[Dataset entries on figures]
-=-=-

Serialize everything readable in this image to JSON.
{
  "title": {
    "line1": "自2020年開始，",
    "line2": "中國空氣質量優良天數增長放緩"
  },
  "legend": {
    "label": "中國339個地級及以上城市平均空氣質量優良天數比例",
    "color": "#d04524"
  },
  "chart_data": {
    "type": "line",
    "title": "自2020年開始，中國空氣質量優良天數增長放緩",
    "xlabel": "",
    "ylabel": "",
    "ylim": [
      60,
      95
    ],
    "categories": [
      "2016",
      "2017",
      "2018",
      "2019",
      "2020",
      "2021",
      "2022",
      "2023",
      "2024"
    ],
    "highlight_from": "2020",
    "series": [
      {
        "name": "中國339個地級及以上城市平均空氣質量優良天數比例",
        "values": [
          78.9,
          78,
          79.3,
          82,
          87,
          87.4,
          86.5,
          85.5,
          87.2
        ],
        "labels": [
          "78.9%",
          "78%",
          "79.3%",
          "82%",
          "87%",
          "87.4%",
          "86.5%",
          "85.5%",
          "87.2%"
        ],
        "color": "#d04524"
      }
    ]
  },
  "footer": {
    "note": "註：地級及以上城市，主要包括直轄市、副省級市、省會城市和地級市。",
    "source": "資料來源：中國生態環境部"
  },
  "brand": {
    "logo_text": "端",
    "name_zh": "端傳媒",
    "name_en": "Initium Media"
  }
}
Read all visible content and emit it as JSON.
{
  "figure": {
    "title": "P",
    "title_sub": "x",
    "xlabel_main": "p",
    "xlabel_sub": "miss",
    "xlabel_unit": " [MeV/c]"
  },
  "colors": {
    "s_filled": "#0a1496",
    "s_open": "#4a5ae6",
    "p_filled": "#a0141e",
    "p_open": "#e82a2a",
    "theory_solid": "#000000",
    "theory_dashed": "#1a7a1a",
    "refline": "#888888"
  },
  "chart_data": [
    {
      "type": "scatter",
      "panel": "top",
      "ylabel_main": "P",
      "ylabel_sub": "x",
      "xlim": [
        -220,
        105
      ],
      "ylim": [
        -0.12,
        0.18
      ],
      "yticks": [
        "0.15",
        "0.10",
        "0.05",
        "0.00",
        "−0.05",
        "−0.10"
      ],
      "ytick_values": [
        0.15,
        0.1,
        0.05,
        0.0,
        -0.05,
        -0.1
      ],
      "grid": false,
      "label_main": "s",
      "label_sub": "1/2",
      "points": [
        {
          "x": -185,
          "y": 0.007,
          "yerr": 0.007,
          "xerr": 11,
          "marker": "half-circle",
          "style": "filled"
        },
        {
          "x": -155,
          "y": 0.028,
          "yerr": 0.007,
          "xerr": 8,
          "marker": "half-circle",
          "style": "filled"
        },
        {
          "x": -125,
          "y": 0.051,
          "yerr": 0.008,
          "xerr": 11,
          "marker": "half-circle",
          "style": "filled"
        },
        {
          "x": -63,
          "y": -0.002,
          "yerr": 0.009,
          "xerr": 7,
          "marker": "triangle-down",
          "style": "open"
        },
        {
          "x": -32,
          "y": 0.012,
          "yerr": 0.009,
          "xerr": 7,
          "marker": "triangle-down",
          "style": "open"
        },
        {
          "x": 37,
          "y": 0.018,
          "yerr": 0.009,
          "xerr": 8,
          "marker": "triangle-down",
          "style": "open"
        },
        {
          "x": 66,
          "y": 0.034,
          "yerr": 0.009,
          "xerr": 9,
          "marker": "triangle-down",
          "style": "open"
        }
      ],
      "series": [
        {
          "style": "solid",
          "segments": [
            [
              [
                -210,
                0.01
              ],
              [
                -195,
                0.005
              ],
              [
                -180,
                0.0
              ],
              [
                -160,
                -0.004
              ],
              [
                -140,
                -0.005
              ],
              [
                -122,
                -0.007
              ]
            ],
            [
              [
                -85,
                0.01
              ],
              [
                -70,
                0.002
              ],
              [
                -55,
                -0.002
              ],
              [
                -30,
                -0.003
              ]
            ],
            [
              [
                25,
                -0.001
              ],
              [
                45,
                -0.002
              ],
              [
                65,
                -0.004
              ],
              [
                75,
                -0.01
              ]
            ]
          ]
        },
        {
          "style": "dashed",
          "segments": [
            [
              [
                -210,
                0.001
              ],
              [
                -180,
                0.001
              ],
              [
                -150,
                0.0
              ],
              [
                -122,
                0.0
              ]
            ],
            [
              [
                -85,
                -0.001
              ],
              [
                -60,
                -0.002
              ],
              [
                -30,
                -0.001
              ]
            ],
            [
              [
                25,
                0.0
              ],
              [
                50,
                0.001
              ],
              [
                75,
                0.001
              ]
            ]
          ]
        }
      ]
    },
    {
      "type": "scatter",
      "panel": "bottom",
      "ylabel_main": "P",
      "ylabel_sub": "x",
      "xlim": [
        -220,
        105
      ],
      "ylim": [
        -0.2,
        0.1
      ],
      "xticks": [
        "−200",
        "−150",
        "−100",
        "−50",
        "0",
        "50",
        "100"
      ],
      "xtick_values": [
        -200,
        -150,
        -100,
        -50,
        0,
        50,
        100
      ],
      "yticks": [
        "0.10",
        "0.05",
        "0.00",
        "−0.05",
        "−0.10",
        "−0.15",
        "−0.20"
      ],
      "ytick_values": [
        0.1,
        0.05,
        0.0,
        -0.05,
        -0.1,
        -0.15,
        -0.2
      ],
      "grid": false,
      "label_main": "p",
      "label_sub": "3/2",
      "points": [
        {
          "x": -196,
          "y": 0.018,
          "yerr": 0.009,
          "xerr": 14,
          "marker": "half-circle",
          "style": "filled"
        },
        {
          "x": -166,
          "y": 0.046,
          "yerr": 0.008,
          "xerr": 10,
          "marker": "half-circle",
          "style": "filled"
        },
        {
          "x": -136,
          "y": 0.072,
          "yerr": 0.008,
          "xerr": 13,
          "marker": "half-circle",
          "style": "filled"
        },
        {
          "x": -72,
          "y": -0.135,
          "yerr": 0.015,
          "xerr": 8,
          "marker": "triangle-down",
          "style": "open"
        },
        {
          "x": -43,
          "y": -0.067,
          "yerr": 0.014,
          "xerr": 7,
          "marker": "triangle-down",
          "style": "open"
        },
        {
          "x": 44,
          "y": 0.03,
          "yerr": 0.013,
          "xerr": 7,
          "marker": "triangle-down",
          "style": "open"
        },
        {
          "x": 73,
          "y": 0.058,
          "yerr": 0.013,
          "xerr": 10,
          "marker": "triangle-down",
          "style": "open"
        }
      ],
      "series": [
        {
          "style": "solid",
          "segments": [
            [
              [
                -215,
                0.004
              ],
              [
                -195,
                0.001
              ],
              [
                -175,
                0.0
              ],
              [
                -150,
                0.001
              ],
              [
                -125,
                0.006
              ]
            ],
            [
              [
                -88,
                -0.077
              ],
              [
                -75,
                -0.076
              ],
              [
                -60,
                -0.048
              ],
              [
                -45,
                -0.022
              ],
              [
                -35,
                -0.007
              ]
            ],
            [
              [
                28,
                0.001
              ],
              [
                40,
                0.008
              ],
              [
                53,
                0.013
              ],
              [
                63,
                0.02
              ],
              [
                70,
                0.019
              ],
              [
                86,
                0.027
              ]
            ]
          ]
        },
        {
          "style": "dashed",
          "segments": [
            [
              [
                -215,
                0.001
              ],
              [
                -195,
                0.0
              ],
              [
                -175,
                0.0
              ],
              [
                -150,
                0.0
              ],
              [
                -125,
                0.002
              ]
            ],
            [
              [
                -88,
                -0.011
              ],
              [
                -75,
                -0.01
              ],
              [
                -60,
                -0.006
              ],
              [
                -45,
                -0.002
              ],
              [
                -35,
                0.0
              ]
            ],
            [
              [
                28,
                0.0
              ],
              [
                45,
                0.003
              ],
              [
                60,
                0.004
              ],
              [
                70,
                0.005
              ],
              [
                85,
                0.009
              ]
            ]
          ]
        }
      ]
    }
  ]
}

-=-=-

**Exercise requirements**
In the entries above, find lines with "中國空氣質量優良天數增長放緩" and copy each.

**Solution to this task**
    "line2": "中國空氣質量優良天數增長放緩"
    "title": "自2020年開始，中國空氣質量優良天數增長放緩",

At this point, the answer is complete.